DATA SUPPLIED:
☆ ☆ ☆ ☆ ☆ ☆ ☆

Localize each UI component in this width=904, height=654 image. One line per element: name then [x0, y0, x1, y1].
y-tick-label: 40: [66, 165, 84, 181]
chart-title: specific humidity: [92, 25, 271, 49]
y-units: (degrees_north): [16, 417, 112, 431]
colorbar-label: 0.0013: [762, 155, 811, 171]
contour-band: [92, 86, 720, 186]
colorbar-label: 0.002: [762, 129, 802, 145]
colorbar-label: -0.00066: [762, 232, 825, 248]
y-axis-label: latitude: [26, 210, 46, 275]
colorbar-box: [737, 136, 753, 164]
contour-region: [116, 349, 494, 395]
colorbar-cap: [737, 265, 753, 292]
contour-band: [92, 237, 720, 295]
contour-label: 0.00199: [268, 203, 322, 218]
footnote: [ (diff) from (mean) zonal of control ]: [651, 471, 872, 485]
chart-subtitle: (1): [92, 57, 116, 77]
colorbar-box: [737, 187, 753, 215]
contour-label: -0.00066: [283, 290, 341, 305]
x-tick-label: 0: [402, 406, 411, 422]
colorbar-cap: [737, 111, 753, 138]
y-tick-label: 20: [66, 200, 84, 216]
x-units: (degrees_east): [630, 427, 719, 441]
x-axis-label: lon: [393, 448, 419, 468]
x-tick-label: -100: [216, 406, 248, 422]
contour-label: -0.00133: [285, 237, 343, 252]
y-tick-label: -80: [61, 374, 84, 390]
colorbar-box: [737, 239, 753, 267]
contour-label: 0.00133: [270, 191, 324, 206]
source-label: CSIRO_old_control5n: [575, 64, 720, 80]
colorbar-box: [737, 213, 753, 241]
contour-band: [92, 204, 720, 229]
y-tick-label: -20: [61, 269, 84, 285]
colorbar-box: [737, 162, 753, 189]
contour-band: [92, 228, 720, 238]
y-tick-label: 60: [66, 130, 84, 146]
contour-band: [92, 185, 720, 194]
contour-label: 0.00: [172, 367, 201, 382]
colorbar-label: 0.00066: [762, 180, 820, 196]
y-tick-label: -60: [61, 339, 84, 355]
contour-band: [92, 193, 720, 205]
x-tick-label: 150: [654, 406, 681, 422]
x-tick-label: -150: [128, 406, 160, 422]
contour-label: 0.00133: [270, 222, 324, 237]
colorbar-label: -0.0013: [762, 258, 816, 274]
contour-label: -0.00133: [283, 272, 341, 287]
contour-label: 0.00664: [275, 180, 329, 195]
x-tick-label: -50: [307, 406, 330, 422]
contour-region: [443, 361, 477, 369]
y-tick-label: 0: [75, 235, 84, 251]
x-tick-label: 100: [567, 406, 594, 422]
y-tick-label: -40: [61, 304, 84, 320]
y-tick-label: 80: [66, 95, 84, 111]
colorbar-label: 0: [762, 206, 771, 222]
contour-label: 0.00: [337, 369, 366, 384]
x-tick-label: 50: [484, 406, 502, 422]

☆ ☆ ☆ ☆ ☆ ☆ ☆

WHAT NEEDS TO BE DONE: Rewrite the listing above, swapping every "contour-label" for "contour-tag" and leaving everything else unchanged.

RESPONSE TO THIS EXERCISE:
Localize each UI component in this width=904, height=654 image. One line per element: name then [x0, y0, x1, y1].
y-tick-label: 40: [66, 165, 84, 181]
chart-title: specific humidity: [92, 25, 271, 49]
y-units: (degrees_north): [16, 417, 112, 431]
colorbar-label: 0.0013: [762, 155, 811, 171]
contour-band: [92, 86, 720, 186]
colorbar-label: 0.002: [762, 129, 802, 145]
colorbar-label: -0.00066: [762, 232, 825, 248]
y-axis-label: latitude: [26, 210, 46, 275]
colorbar-box: [737, 136, 753, 164]
contour-region: [116, 349, 494, 395]
colorbar-cap: [737, 265, 753, 292]
contour-band: [92, 237, 720, 295]
contour-tag: 0.00199: [268, 203, 322, 218]
footnote: [ (diff) from (mean) zonal of control ]: [651, 471, 872, 485]
chart-subtitle: (1): [92, 57, 116, 77]
colorbar-box: [737, 187, 753, 215]
contour-tag: -0.00066: [283, 290, 341, 305]
x-tick-label: 0: [402, 406, 411, 422]
colorbar-cap: [737, 111, 753, 138]
y-tick-label: 20: [66, 200, 84, 216]
x-units: (degrees_east): [630, 427, 719, 441]
x-axis-label: lon: [393, 448, 419, 468]
x-tick-label: -100: [216, 406, 248, 422]
contour-tag: -0.00133: [285, 237, 343, 252]
y-tick-label: -80: [61, 374, 84, 390]
colorbar-box: [737, 239, 753, 267]
contour-tag: 0.00133: [270, 191, 324, 206]
source-label: CSIRO_old_control5n: [575, 64, 720, 80]
colorbar-box: [737, 213, 753, 241]
contour-band: [92, 204, 720, 229]
y-tick-label: -20: [61, 269, 84, 285]
colorbar-box: [737, 162, 753, 189]
contour-band: [92, 228, 720, 238]
y-tick-label: 60: [66, 130, 84, 146]
contour-band: [92, 185, 720, 194]
contour-tag: 0.00: [172, 367, 201, 382]
colorbar-label: 0.00066: [762, 180, 820, 196]
y-tick-label: -60: [61, 339, 84, 355]
contour-band: [92, 193, 720, 205]
x-tick-label: 150: [654, 406, 681, 422]
x-tick-label: -150: [128, 406, 160, 422]
contour-tag: 0.00133: [270, 222, 324, 237]
colorbar-label: -0.0013: [762, 258, 816, 274]
contour-tag: -0.00133: [283, 272, 341, 287]
contour-tag: 0.00664: [275, 180, 329, 195]
x-tick-label: -50: [307, 406, 330, 422]
contour-region: [443, 361, 477, 369]
y-tick-label: 0: [75, 235, 84, 251]
x-tick-label: 100: [567, 406, 594, 422]
y-tick-label: -40: [61, 304, 84, 320]
y-tick-label: 80: [66, 95, 84, 111]
colorbar-label: 0: [762, 206, 771, 222]
contour-tag: 0.00: [337, 369, 366, 384]
x-tick-label: 50: [484, 406, 502, 422]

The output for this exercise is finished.